Copy out the records in full, word for word, without pictures.

(Data items)
=======
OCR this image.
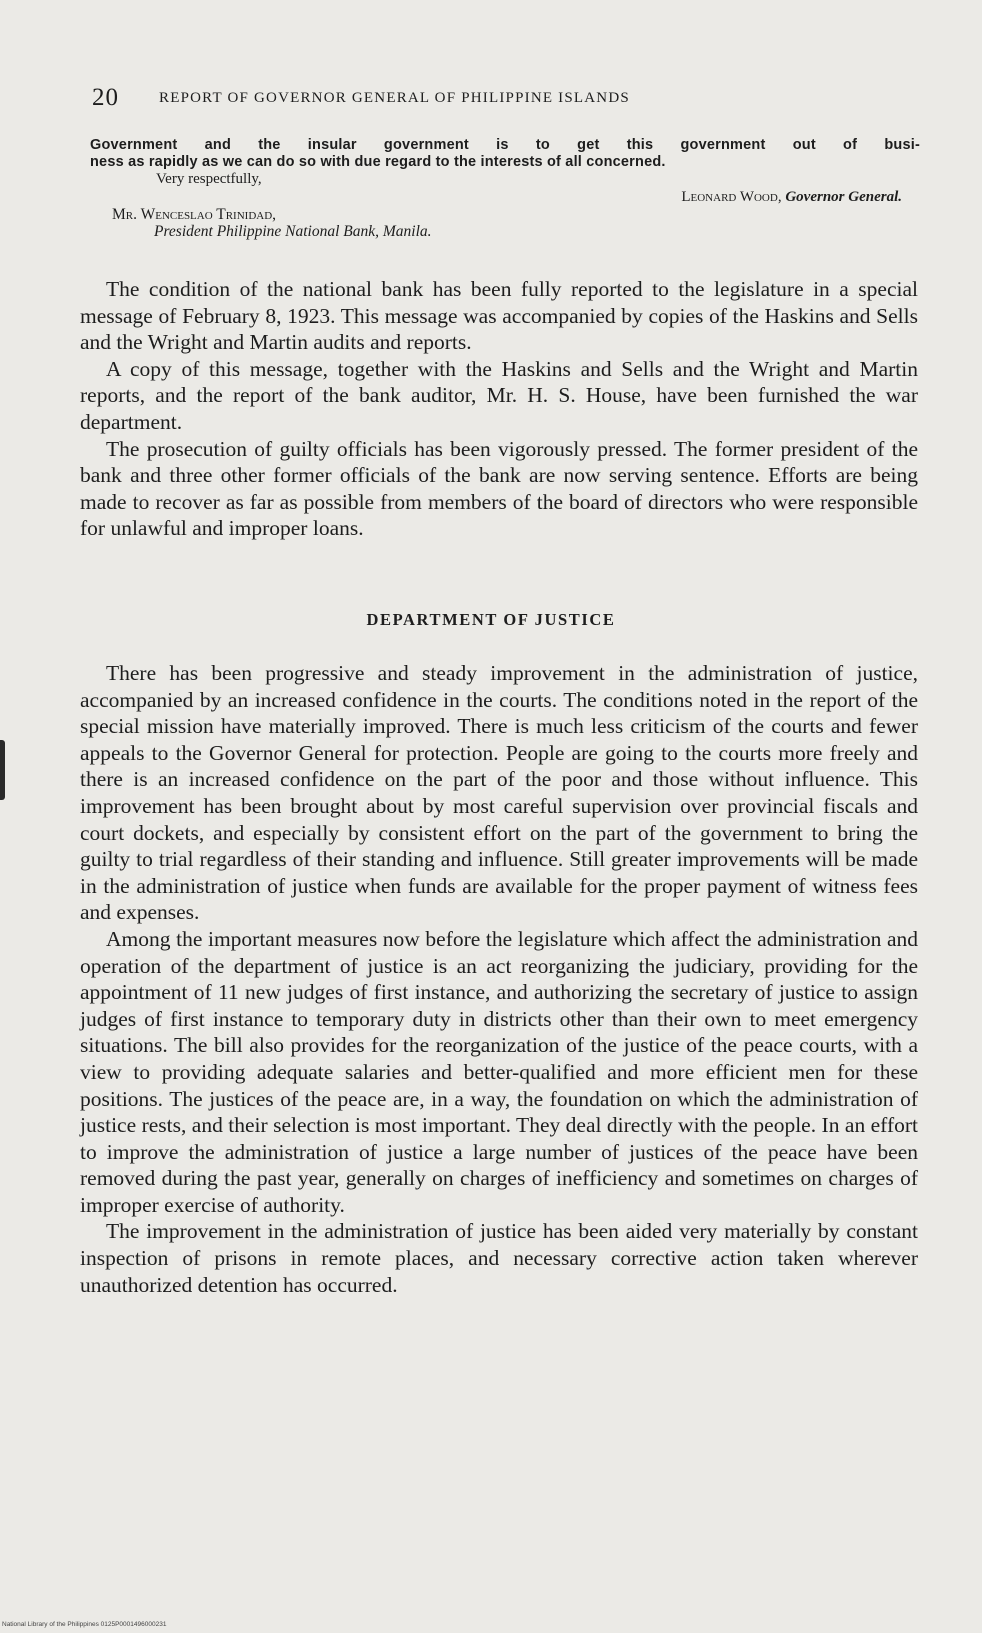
20	REPORT OF GOVERNOR GENERAL OF PHILIPPINE ISLANDS
Government and the insular government is to get this government out of busi-
ness as rapidly as we can do so with due regard to the interests of all concerned.
Very respectfully,
Leonard Wood, Governor General.
Mr. Wenceslao Trinidad,
President Philippine National Bank, Manila.

The condition of the national bank has been fully reported to the legislature in a special message of February 8, 1923. This message was accompanied by copies of the Haskins and Sells and the Wright and Martin audits and reports.

A copy of this message, together with the Haskins and Sells and the Wright and Martin reports, and the report of the bank auditor, Mr. H. S. House, have been furnished the war department.

The prosecution of guilty officials has been vigorously pressed. The former president of the bank and three other former officials of the bank are now serving sentence. Efforts are being made to recover as far as possible from members of the board of directors who were responsible for unlawful and improper loans.

DEPARTMENT OF JUSTICE

There has been progressive and steady improvement in the administration of justice, accompanied by an increased confidence in the courts. The conditions noted in the report of the special mission have materially improved. There is much less criticism of the courts and fewer appeals to the Governor General for protection. People are going to the courts more freely and there is an increased confidence on the part of the poor and those without influence. This improvement has been brought about by most careful supervision over provincial fiscals and court dockets, and especially by consistent effort on the part of the government to bring the guilty to trial regardless of their standing and influence. Still greater improvements will be made in the administration of justice when funds are available for the proper payment of witness fees and expenses.

Among the important measures now before the legislature which affect the administration and operation of the department of justice is an act reorganizing the judiciary, providing for the appointment of 11 new judges of first instance, and authorizing the secretary of justice to assign judges of first instance to temporary duty in districts other than their own to meet emergency situations. The bill also provides for the reorganization of the justice of the peace courts, with a view to providing adequate salaries and better-qualified and more efficient men for these positions. The justices of the peace are, in a way, the foundation on which the administration of justice rests, and their selection is most important. They deal directly with the people. In an effort to improve the administration of justice a large number of justices of the peace have been removed during the past year, generally on charges of inefficiency and sometimes on charges of improper exercise of authority.

The improvement in the administration of justice has been aided very materially by constant inspection of prisons in remote places, and necessary corrective action taken wherever unauthorized detention has occurred.

National Library of the Philippines 0125P0001496000231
=======
**RESPONSE:**
OCR this image.
20	REPORT OF GOVERNOR GENERAL OF PHILIPPINE ISLANDS
Government and the insular government is to get this government out of busi-
ness as rapidly as we can do so with due regard to the interests of all concerned.
Very respectfully,
Leonard Wood, Governor General.
Mr. Wenceslao Trinidad,
President Philippine National Bank, Manila.

The condition of the national bank has been fully reported to the legislature in a special message of February 8, 1923. This message was accompanied by copies of the Haskins and Sells and the Wright and Martin audits and reports.

A copy of this message, together with the Haskins and Sells and the Wright and Martin reports, and the report of the bank auditor, Mr. H. S. House, have been furnished the war department.

The prosecution of guilty officials has been vigorously pressed. The former president of the bank and three other former officials of the bank are now serving sentence. Efforts are being made to recover as far as possible from members of the board of directors who were responsible for unlawful and improper loans.

DEPARTMENT OF JUSTICE

There has been progressive and steady improvement in the administration of justice, accompanied by an increased confidence in the courts. The conditions noted in the report of the special mission have materially improved. There is much less criticism of the courts and fewer appeals to the Governor General for protection. People are going to the courts more freely and there is an increased confidence on the part of the poor and those without influence. This improvement has been brought about by most careful supervision over provincial fiscals and court dockets, and especially by consistent effort on the part of the government to bring the guilty to trial regardless of their standing and influence. Still greater improvements will be made in the administration of justice when funds are available for the proper payment of witness fees and expenses.

Among the important measures now before the legislature which affect the administration and operation of the department of justice is an act reorganizing the judiciary, providing for the appointment of 11 new judges of first instance, and authorizing the secretary of justice to assign judges of first instance to temporary duty in districts other than their own to meet emergency situations. The bill also provides for the reorganization of the justice of the peace courts, with a view to providing adequate salaries and better-qualified and more efficient men for these positions. The justices of the peace are, in a way, the foundation on which the administration of justice rests, and their selection is most important. They deal directly with the people. In an effort to improve the administration of justice a large number of justices of the peace have been removed during the past year, generally on charges of inefficiency and sometimes on charges of improper exercise of authority.

The improvement in the administration of justice has been aided very materially by constant inspection of prisons in remote places, and necessary corrective action taken wherever unauthorized detention has occurred.

National Library of the Philippines 0125P0001496000231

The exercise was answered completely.